(Records from a collection)
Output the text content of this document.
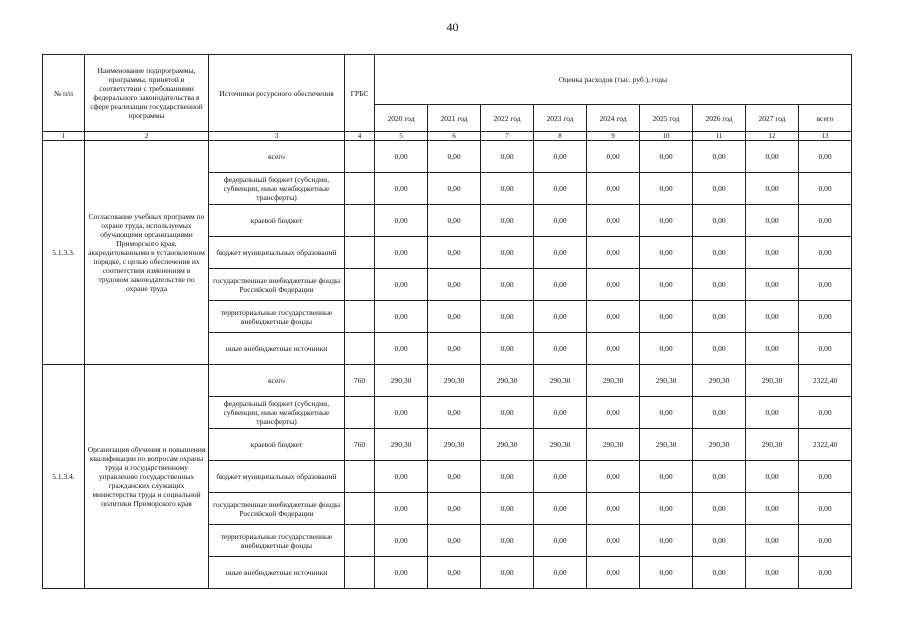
40
№ п/п	Наименование подпрограммы, программы, принятой в соответствии с требованиями федерального законодательства в сфере реализации государственной программы	Источники ресурсного обеспечения	ГРБС	Оценка расходов (тыс. руб.), годы								
				2020 год	2021 год	2022 год	2023 год	2024 год	2025 год	2026 год	2027 год	всего
1	2	3	4	5	6	7	8	9	10	11	12	13
5.1.3.3.	Согласование учебных программ по охране труда, используемых обучающими организациями Приморского края, аккредитованными в установленном порядке, с целью обеспечения их соответствия изменениям в трудовом законодательстве по охране труда	всего		0,00	0,00	0,00	0,00	0,00	0,00	0,00	0,00	0,00
		федеральный бюджет (субсидии, субвенции, иные межбюджетные трансферты)		0,00	0,00	0,00	0,00	0,00	0,00	0,00	0,00	0,00
		краевой бюджет		0,00	0,00	0,00	0,00	0,00	0,00	0,00	0,00	0,00
		бюджет муниципальных образований		0,00	0,00	0,00	0,00	0,00	0,00	0,00	0,00	0,00
		государственные внебюджетные фонды Российской Федерации		0,00	0,00	0,00	0,00	0,00	0,00	0,00	0,00	0,00
		территориальные государственные внебюджетные фонды		0,00	0,00	0,00	0,00	0,00	0,00	0,00	0,00	0,00
		иные внебюджетные источники		0,00	0,00	0,00	0,00	0,00	0,00	0,00	0,00	0,00
5.1.3.4.	Организация обучения и повышения квалификации по вопросам охраны труда и государственному управлению государственных гражданских служащих министерства труда и социальной политики Приморского края	всего	760	290,30	290,30	290,30	290,30	290,30	290,30	290,30	290,30	2322,40
		федеральный бюджет (субсидии, субвенции, иные межбюджетные трансферты)		0,00	0,00	0,00	0,00	0,00	0,00	0,00	0,00	0,00
		краевой бюджет	760	290,30	290,30	290,30	290,30	290,30	290,30	290,30	290,30	2322,40
		бюджет муниципальных образований		0,00	0,00	0,00	0,00	0,00	0,00	0,00	0,00	0,00
		государственные внебюджетные фонды Российской Федерации		0,00	0,00	0,00	0,00	0,00	0,00	0,00	0,00	0,00
		территориальные государственные внебюджетные фонды		0,00	0,00	0,00	0,00	0,00	0,00	0,00	0,00	0,00
		иные внебюджетные источники		0,00	0,00	0,00	0,00	0,00	0,00	0,00	0,00	0,00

● Requirement
Without the pictures, return all the records precisely as they stand.

● Finished answer
Output the text content of this document.
40
№ п/п	Наименование подпрограммы, программы, принятой в соответствии с требованиями федерального законодательства в сфере реализации государственной программы	Источники ресурсного обеспечения	ГРБС	Оценка расходов (тыс. руб.), годы								
				2020 год	2021 год	2022 год	2023 год	2024 год	2025 год	2026 год	2027 год	всего
1	2	3	4	5	6	7	8	9	10	11	12	13
5.1.3.3.	Согласование учебных программ по охране труда, используемых обучающими организациями Приморского края, аккредитованными в установленном порядке, с целью обеспечения их соответствия изменениям в трудовом законодательстве по охране труда	всего		0,00	0,00	0,00	0,00	0,00	0,00	0,00	0,00	0,00
		федеральный бюджет (субсидии, субвенции, иные межбюджетные трансферты)		0,00	0,00	0,00	0,00	0,00	0,00	0,00	0,00	0,00
		краевой бюджет		0,00	0,00	0,00	0,00	0,00	0,00	0,00	0,00	0,00
		бюджет муниципальных образований		0,00	0,00	0,00	0,00	0,00	0,00	0,00	0,00	0,00
		государственные внебюджетные фонды Российской Федерации		0,00	0,00	0,00	0,00	0,00	0,00	0,00	0,00	0,00
		территориальные государственные внебюджетные фонды		0,00	0,00	0,00	0,00	0,00	0,00	0,00	0,00	0,00
		иные внебюджетные источники		0,00	0,00	0,00	0,00	0,00	0,00	0,00	0,00	0,00
5.1.3.4.	Организация обучения и повышения квалификации по вопросам охраны труда и государственному управлению государственных гражданских служащих министерства труда и социальной политики Приморского края	всего	760	290,30	290,30	290,30	290,30	290,30	290,30	290,30	290,30	2322,40
		федеральный бюджет (субсидии, субвенции, иные межбюджетные трансферты)		0,00	0,00	0,00	0,00	0,00	0,00	0,00	0,00	0,00
		краевой бюджет	760	290,30	290,30	290,30	290,30	290,30	290,30	290,30	290,30	2322,40
		бюджет муниципальных образований		0,00	0,00	0,00	0,00	0,00	0,00	0,00	0,00	0,00
		государственные внебюджетные фонды Российской Федерации		0,00	0,00	0,00	0,00	0,00	0,00	0,00	0,00	0,00
		территориальные государственные внебюджетные фонды		0,00	0,00	0,00	0,00	0,00	0,00	0,00	0,00	0,00
		иные внебюджетные источники		0,00	0,00	0,00	0,00	0,00	0,00	0,00	0,00	0,00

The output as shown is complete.